** Start of PROVIDED DATA **

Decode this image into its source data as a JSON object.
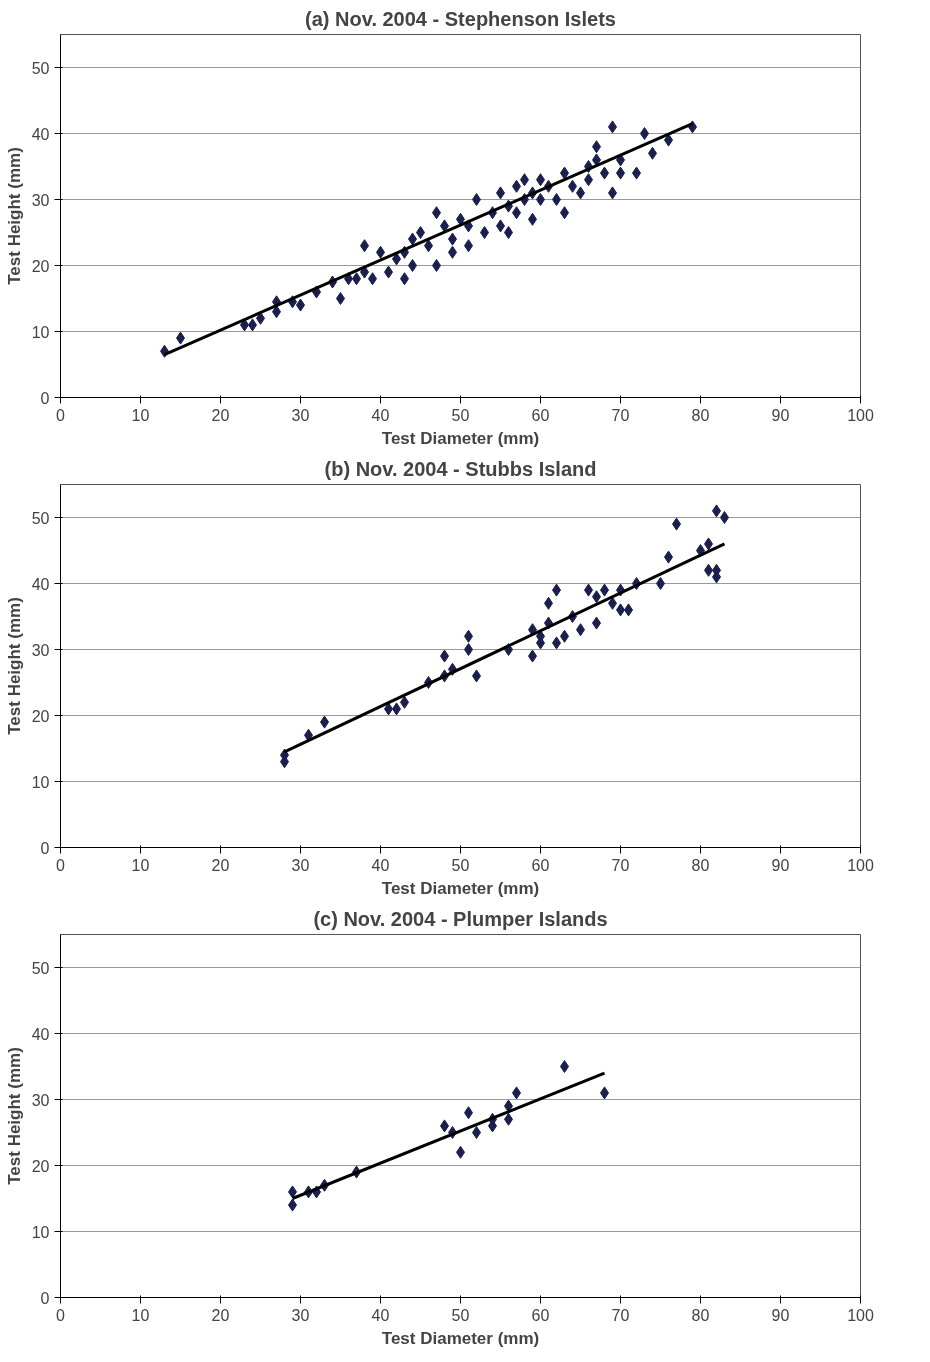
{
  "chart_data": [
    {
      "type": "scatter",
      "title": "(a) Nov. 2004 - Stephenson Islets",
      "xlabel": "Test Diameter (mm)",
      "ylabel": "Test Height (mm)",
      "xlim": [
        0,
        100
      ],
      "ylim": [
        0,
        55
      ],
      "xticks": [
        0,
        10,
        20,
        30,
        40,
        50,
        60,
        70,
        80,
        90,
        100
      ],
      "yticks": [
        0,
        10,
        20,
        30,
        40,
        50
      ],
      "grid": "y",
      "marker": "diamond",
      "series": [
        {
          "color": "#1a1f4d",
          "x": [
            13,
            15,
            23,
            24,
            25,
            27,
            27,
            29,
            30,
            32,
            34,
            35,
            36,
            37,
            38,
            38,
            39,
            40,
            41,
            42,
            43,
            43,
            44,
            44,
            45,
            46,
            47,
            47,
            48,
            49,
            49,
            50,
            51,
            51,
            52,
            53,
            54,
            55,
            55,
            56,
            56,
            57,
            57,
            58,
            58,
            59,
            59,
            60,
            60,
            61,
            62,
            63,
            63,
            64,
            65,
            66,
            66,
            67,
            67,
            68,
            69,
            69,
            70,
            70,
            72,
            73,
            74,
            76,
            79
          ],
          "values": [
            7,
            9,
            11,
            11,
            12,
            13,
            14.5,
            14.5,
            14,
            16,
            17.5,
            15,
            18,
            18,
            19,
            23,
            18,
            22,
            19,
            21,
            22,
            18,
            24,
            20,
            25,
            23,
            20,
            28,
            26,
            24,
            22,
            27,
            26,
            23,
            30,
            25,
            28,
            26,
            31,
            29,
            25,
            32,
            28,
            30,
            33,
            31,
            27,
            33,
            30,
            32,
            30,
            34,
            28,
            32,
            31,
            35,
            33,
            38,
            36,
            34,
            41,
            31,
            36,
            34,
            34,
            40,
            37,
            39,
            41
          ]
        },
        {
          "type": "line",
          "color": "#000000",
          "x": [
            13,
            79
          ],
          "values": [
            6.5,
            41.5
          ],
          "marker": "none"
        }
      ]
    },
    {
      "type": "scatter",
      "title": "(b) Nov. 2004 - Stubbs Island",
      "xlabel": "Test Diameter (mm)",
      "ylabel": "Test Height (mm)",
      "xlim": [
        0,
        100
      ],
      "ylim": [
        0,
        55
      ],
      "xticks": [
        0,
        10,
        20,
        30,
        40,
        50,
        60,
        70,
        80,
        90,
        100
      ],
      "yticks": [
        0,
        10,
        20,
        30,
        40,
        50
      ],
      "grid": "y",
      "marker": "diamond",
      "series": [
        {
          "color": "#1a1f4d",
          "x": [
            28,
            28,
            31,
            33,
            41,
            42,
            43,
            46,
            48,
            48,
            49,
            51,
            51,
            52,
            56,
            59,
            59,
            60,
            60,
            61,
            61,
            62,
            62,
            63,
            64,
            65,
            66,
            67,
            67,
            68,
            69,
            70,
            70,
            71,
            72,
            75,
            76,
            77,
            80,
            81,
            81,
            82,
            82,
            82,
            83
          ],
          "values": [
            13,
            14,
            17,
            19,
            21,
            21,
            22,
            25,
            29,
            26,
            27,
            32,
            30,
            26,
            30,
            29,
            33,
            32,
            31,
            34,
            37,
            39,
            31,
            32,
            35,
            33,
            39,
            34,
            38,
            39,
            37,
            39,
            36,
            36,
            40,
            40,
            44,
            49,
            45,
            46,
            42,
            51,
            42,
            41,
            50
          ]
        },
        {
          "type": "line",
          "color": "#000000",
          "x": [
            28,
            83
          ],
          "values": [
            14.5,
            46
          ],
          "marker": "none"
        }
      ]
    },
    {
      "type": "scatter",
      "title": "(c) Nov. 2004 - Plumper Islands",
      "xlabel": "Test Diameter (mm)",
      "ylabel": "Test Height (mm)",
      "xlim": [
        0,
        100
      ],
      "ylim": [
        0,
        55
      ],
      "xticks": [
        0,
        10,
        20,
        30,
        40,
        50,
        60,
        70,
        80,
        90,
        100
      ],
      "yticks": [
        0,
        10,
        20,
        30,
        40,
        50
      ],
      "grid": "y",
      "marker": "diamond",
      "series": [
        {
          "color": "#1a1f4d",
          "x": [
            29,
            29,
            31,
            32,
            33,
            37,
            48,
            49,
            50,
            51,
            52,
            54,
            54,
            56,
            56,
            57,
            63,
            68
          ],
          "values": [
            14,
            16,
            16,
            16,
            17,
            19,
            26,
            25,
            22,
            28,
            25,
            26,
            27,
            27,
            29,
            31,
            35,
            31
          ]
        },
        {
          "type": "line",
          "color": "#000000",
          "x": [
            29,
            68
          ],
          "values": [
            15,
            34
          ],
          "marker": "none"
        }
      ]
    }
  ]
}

** End of PROVIDED DATA **

Using the data above, write out every line exactly, leaving the images behind.

Decode this image into its source data as a JSON object.
{
  "chart_data": [
    {
      "type": "scatter",
      "title": "(a) Nov. 2004 - Stephenson Islets",
      "xlabel": "Test Diameter (mm)",
      "ylabel": "Test Height (mm)",
      "xlim": [
        0,
        100
      ],
      "ylim": [
        0,
        55
      ],
      "xticks": [
        0,
        10,
        20,
        30,
        40,
        50,
        60,
        70,
        80,
        90,
        100
      ],
      "yticks": [
        0,
        10,
        20,
        30,
        40,
        50
      ],
      "grid": "y",
      "marker": "diamond",
      "series": [
        {
          "color": "#1a1f4d",
          "x": [
            13,
            15,
            23,
            24,
            25,
            27,
            27,
            29,
            30,
            32,
            34,
            35,
            36,
            37,
            38,
            38,
            39,
            40,
            41,
            42,
            43,
            43,
            44,
            44,
            45,
            46,
            47,
            47,
            48,
            49,
            49,
            50,
            51,
            51,
            52,
            53,
            54,
            55,
            55,
            56,
            56,
            57,
            57,
            58,
            58,
            59,
            59,
            60,
            60,
            61,
            62,
            63,
            63,
            64,
            65,
            66,
            66,
            67,
            67,
            68,
            69,
            69,
            70,
            70,
            72,
            73,
            74,
            76,
            79
          ],
          "values": [
            7,
            9,
            11,
            11,
            12,
            13,
            14.5,
            14.5,
            14,
            16,
            17.5,
            15,
            18,
            18,
            19,
            23,
            18,
            22,
            19,
            21,
            22,
            18,
            24,
            20,
            25,
            23,
            20,
            28,
            26,
            24,
            22,
            27,
            26,
            23,
            30,
            25,
            28,
            26,
            31,
            29,
            25,
            32,
            28,
            30,
            33,
            31,
            27,
            33,
            30,
            32,
            30,
            34,
            28,
            32,
            31,
            35,
            33,
            38,
            36,
            34,
            41,
            31,
            36,
            34,
            34,
            40,
            37,
            39,
            41
          ]
        },
        {
          "type": "line",
          "color": "#000000",
          "x": [
            13,
            79
          ],
          "values": [
            6.5,
            41.5
          ],
          "marker": "none"
        }
      ]
    },
    {
      "type": "scatter",
      "title": "(b) Nov. 2004 - Stubbs Island",
      "xlabel": "Test Diameter (mm)",
      "ylabel": "Test Height (mm)",
      "xlim": [
        0,
        100
      ],
      "ylim": [
        0,
        55
      ],
      "xticks": [
        0,
        10,
        20,
        30,
        40,
        50,
        60,
        70,
        80,
        90,
        100
      ],
      "yticks": [
        0,
        10,
        20,
        30,
        40,
        50
      ],
      "grid": "y",
      "marker": "diamond",
      "series": [
        {
          "color": "#1a1f4d",
          "x": [
            28,
            28,
            31,
            33,
            41,
            42,
            43,
            46,
            48,
            48,
            49,
            51,
            51,
            52,
            56,
            59,
            59,
            60,
            60,
            61,
            61,
            62,
            62,
            63,
            64,
            65,
            66,
            67,
            67,
            68,
            69,
            70,
            70,
            71,
            72,
            75,
            76,
            77,
            80,
            81,
            81,
            82,
            82,
            82,
            83
          ],
          "values": [
            13,
            14,
            17,
            19,
            21,
            21,
            22,
            25,
            29,
            26,
            27,
            32,
            30,
            26,
            30,
            29,
            33,
            32,
            31,
            34,
            37,
            39,
            31,
            32,
            35,
            33,
            39,
            34,
            38,
            39,
            37,
            39,
            36,
            36,
            40,
            40,
            44,
            49,
            45,
            46,
            42,
            51,
            42,
            41,
            50
          ]
        },
        {
          "type": "line",
          "color": "#000000",
          "x": [
            28,
            83
          ],
          "values": [
            14.5,
            46
          ],
          "marker": "none"
        }
      ]
    },
    {
      "type": "scatter",
      "title": "(c) Nov. 2004 - Plumper Islands",
      "xlabel": "Test Diameter (mm)",
      "ylabel": "Test Height (mm)",
      "xlim": [
        0,
        100
      ],
      "ylim": [
        0,
        55
      ],
      "xticks": [
        0,
        10,
        20,
        30,
        40,
        50,
        60,
        70,
        80,
        90,
        100
      ],
      "yticks": [
        0,
        10,
        20,
        30,
        40,
        50
      ],
      "grid": "y",
      "marker": "diamond",
      "series": [
        {
          "color": "#1a1f4d",
          "x": [
            29,
            29,
            31,
            32,
            33,
            37,
            48,
            49,
            50,
            51,
            52,
            54,
            54,
            56,
            56,
            57,
            63,
            68
          ],
          "values": [
            14,
            16,
            16,
            16,
            17,
            19,
            26,
            25,
            22,
            28,
            25,
            26,
            27,
            27,
            29,
            31,
            35,
            31
          ]
        },
        {
          "type": "line",
          "color": "#000000",
          "x": [
            29,
            68
          ],
          "values": [
            15,
            34
          ],
          "marker": "none"
        }
      ]
    }
  ]
}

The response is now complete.